— EXERCISE DIRECTIONS —
Copy down all of the data underneath, exactly as shown.

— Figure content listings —

┌──

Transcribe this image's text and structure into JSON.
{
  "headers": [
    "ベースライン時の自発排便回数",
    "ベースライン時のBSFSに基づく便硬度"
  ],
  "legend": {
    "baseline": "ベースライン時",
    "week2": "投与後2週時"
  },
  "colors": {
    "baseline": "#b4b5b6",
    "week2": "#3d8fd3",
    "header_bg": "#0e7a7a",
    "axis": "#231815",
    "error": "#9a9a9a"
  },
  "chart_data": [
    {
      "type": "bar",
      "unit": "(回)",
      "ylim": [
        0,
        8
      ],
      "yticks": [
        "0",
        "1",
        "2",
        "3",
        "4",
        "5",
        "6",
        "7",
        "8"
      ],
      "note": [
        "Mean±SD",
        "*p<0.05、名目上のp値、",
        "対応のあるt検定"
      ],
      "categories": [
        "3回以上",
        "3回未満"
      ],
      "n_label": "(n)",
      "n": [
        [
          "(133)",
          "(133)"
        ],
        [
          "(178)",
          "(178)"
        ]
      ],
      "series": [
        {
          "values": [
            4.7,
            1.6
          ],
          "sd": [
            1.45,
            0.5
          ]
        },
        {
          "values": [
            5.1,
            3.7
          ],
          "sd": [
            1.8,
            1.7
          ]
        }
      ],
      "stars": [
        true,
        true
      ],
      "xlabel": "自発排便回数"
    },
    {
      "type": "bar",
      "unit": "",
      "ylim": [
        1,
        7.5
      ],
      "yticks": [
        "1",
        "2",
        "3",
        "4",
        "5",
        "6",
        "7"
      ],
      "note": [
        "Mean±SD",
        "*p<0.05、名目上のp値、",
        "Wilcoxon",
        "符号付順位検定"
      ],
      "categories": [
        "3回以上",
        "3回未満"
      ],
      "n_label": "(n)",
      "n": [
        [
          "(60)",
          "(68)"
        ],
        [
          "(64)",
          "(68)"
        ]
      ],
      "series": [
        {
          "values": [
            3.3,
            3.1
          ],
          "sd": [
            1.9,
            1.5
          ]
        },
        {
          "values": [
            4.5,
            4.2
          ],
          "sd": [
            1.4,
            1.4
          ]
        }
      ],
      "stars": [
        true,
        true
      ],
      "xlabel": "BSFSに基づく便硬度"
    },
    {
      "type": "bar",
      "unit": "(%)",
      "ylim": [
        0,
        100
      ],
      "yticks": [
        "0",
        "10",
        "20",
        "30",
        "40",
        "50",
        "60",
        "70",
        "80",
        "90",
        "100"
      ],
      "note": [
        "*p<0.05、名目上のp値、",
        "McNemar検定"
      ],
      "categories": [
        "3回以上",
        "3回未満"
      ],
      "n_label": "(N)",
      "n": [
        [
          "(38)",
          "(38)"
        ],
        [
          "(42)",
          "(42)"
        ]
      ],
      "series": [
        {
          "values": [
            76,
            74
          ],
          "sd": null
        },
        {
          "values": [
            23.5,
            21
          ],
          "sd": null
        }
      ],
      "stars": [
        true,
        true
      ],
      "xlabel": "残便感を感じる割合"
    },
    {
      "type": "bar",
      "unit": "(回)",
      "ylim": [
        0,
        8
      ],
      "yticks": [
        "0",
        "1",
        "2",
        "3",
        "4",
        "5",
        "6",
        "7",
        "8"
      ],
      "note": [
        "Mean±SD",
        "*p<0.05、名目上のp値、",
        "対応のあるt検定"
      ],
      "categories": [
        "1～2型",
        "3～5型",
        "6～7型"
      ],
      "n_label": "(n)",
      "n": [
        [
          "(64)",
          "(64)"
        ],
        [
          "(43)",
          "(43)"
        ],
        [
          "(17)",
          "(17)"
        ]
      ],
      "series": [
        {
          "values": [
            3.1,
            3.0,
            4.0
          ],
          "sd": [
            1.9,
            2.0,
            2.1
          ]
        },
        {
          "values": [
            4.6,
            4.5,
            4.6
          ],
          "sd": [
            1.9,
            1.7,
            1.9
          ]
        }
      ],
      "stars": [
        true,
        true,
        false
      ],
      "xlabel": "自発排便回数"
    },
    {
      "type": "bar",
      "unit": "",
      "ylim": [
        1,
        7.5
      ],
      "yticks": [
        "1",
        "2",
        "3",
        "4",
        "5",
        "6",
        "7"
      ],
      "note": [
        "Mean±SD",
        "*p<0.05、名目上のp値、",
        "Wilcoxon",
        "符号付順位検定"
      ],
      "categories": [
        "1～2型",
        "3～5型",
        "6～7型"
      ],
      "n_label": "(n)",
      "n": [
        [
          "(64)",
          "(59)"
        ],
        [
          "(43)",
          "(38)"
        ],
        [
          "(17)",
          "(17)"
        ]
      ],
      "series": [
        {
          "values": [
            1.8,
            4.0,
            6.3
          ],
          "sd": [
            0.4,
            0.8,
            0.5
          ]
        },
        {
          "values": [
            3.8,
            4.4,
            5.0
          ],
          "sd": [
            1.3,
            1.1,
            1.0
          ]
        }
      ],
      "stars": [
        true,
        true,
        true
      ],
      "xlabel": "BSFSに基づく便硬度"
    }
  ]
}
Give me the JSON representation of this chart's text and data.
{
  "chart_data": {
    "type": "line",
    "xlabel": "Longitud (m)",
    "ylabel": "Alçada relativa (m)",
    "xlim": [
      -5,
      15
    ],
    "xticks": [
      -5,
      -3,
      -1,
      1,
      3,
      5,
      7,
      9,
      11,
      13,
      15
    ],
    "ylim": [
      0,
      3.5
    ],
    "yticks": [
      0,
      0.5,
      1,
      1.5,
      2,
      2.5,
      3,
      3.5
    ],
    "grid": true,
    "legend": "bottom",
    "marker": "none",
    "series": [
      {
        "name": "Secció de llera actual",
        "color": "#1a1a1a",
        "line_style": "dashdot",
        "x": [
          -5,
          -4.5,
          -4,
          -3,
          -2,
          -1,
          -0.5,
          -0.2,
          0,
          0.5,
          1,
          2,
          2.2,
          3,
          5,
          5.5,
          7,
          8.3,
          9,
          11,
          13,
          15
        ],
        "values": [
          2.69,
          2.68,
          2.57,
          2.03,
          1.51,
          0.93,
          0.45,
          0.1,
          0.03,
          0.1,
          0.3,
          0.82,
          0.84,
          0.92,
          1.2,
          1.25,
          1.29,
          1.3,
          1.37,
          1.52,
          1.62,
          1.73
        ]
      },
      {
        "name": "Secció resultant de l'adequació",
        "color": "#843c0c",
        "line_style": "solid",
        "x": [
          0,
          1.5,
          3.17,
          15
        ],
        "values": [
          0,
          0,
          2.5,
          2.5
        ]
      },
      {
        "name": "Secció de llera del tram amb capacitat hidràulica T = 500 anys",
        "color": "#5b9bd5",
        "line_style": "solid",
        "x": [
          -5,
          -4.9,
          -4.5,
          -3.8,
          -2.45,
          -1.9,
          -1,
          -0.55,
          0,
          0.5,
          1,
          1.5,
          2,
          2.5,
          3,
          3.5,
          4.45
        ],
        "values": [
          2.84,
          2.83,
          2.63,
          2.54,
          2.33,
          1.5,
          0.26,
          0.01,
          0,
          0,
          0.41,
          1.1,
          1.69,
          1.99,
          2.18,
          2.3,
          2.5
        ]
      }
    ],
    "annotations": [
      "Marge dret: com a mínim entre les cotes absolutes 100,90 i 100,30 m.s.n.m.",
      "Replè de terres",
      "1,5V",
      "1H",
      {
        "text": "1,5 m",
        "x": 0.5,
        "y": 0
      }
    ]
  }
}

└──

— EXERCISE RESULT —
Transcribe this image's text and structure into JSON.
{
  "headers": [
    "ベースライン時の自発排便回数",
    "ベースライン時のBSFSに基づく便硬度"
  ],
  "legend": {
    "baseline": "ベースライン時",
    "week2": "投与後2週時"
  },
  "colors": {
    "baseline": "#b4b5b6",
    "week2": "#3d8fd3",
    "header_bg": "#0e7a7a",
    "axis": "#231815",
    "error": "#9a9a9a"
  },
  "chart_data": [
    {
      "type": "bar",
      "unit": "(回)",
      "ylim": [
        0,
        8
      ],
      "yticks": [
        "0",
        "1",
        "2",
        "3",
        "4",
        "5",
        "6",
        "7",
        "8"
      ],
      "note": [
        "Mean±SD",
        "*p<0.05、名目上のp値、",
        "対応のあるt検定"
      ],
      "categories": [
        "3回以上",
        "3回未満"
      ],
      "n_label": "(n)",
      "n": [
        [
          "(133)",
          "(133)"
        ],
        [
          "(178)",
          "(178)"
        ]
      ],
      "series": [
        {
          "values": [
            4.7,
            1.6
          ],
          "sd": [
            1.45,
            0.5
          ]
        },
        {
          "values": [
            5.1,
            3.7
          ],
          "sd": [
            1.8,
            1.7
          ]
        }
      ],
      "stars": [
        true,
        true
      ],
      "xlabel": "自発排便回数"
    },
    {
      "type": "bar",
      "unit": "",
      "ylim": [
        1,
        7.5
      ],
      "yticks": [
        "1",
        "2",
        "3",
        "4",
        "5",
        "6",
        "7"
      ],
      "note": [
        "Mean±SD",
        "*p<0.05、名目上のp値、",
        "Wilcoxon",
        "符号付順位検定"
      ],
      "categories": [
        "3回以上",
        "3回未満"
      ],
      "n_label": "(n)",
      "n": [
        [
          "(60)",
          "(68)"
        ],
        [
          "(64)",
          "(68)"
        ]
      ],
      "series": [
        {
          "values": [
            3.3,
            3.1
          ],
          "sd": [
            1.9,
            1.5
          ]
        },
        {
          "values": [
            4.5,
            4.2
          ],
          "sd": [
            1.4,
            1.4
          ]
        }
      ],
      "stars": [
        true,
        true
      ],
      "xlabel": "BSFSに基づく便硬度"
    },
    {
      "type": "bar",
      "unit": "(%)",
      "ylim": [
        0,
        100
      ],
      "yticks": [
        "0",
        "10",
        "20",
        "30",
        "40",
        "50",
        "60",
        "70",
        "80",
        "90",
        "100"
      ],
      "note": [
        "*p<0.05、名目上のp値、",
        "McNemar検定"
      ],
      "categories": [
        "3回以上",
        "3回未満"
      ],
      "n_label": "(N)",
      "n": [
        [
          "(38)",
          "(38)"
        ],
        [
          "(42)",
          "(42)"
        ]
      ],
      "series": [
        {
          "values": [
            76,
            74
          ],
          "sd": null
        },
        {
          "values": [
            23.5,
            21
          ],
          "sd": null
        }
      ],
      "stars": [
        true,
        true
      ],
      "xlabel": "残便感を感じる割合"
    },
    {
      "type": "bar",
      "unit": "(回)",
      "ylim": [
        0,
        8
      ],
      "yticks": [
        "0",
        "1",
        "2",
        "3",
        "4",
        "5",
        "6",
        "7",
        "8"
      ],
      "note": [
        "Mean±SD",
        "*p<0.05、名目上のp値、",
        "対応のあるt検定"
      ],
      "categories": [
        "1～2型",
        "3～5型",
        "6～7型"
      ],
      "n_label": "(n)",
      "n": [
        [
          "(64)",
          "(64)"
        ],
        [
          "(43)",
          "(43)"
        ],
        [
          "(17)",
          "(17)"
        ]
      ],
      "series": [
        {
          "values": [
            3.1,
            3.0,
            4.0
          ],
          "sd": [
            1.9,
            2.0,
            2.1
          ]
        },
        {
          "values": [
            4.6,
            4.5,
            4.6
          ],
          "sd": [
            1.9,
            1.7,
            1.9
          ]
        }
      ],
      "stars": [
        true,
        true,
        false
      ],
      "xlabel": "自発排便回数"
    },
    {
      "type": "bar",
      "unit": "",
      "ylim": [
        1,
        7.5
      ],
      "yticks": [
        "1",
        "2",
        "3",
        "4",
        "5",
        "6",
        "7"
      ],
      "note": [
        "Mean±SD",
        "*p<0.05、名目上のp値、",
        "Wilcoxon",
        "符号付順位検定"
      ],
      "categories": [
        "1～2型",
        "3～5型",
        "6～7型"
      ],
      "n_label": "(n)",
      "n": [
        [
          "(64)",
          "(59)"
        ],
        [
          "(43)",
          "(38)"
        ],
        [
          "(17)",
          "(17)"
        ]
      ],
      "series": [
        {
          "values": [
            1.8,
            4.0,
            6.3
          ],
          "sd": [
            0.4,
            0.8,
            0.5
          ]
        },
        {
          "values": [
            3.8,
            4.4,
            5.0
          ],
          "sd": [
            1.3,
            1.1,
            1.0
          ]
        }
      ],
      "stars": [
        true,
        true,
        true
      ],
      "xlabel": "BSFSに基づく便硬度"
    }
  ]
}
Give me the JSON representation of this chart's text and data.
{
  "chart_data": {
    "type": "line",
    "xlabel": "Longitud (m)",
    "ylabel": "Alçada relativa (m)",
    "xlim": [
      -5,
      15
    ],
    "xticks": [
      -5,
      -3,
      -1,
      1,
      3,
      5,
      7,
      9,
      11,
      13,
      15
    ],
    "ylim": [
      0,
      3.5
    ],
    "yticks": [
      0,
      0.5,
      1,
      1.5,
      2,
      2.5,
      3,
      3.5
    ],
    "grid": true,
    "legend": "bottom",
    "marker": "none",
    "series": [
      {
        "name": "Secció de llera actual",
        "color": "#1a1a1a",
        "line_style": "dashdot",
        "x": [
          -5,
          -4.5,
          -4,
          -3,
          -2,
          -1,
          -0.5,
          -0.2,
          0,
          0.5,
          1,
          2,
          2.2,
          3,
          5,
          5.5,
          7,
          8.3,
          9,
          11,
          13,
          15
        ],
        "values": [
          2.69,
          2.68,
          2.57,
          2.03,
          1.51,
          0.93,
          0.45,
          0.1,
          0.03,
          0.1,
          0.3,
          0.82,
          0.84,
          0.92,
          1.2,
          1.25,
          1.29,
          1.3,
          1.37,
          1.52,
          1.62,
          1.73
        ]
      },
      {
        "name": "Secció resultant de l'adequació",
        "color": "#843c0c",
        "line_style": "solid",
        "x": [
          0,
          1.5,
          3.17,
          15
        ],
        "values": [
          0,
          0,
          2.5,
          2.5
        ]
      },
      {
        "name": "Secció de llera del tram amb capacitat hidràulica T = 500 anys",
        "color": "#5b9bd5",
        "line_style": "solid",
        "x": [
          -5,
          -4.9,
          -4.5,
          -3.8,
          -2.45,
          -1.9,
          -1,
          -0.55,
          0,
          0.5,
          1,
          1.5,
          2,
          2.5,
          3,
          3.5,
          4.45
        ],
        "values": [
          2.84,
          2.83,
          2.63,
          2.54,
          2.33,
          1.5,
          0.26,
          0.01,
          0,
          0,
          0.41,
          1.1,
          1.69,
          1.99,
          2.18,
          2.3,
          2.5
        ]
      }
    ],
    "annotations": [
      "Marge dret: com a mínim entre les cotes absolutes 100,90 i 100,30 m.s.n.m.",
      "Replè de terres",
      "1,5V",
      "1H",
      {
        "text": "1,5 m",
        "x": 0.5,
        "y": 0
      }
    ]
  }
}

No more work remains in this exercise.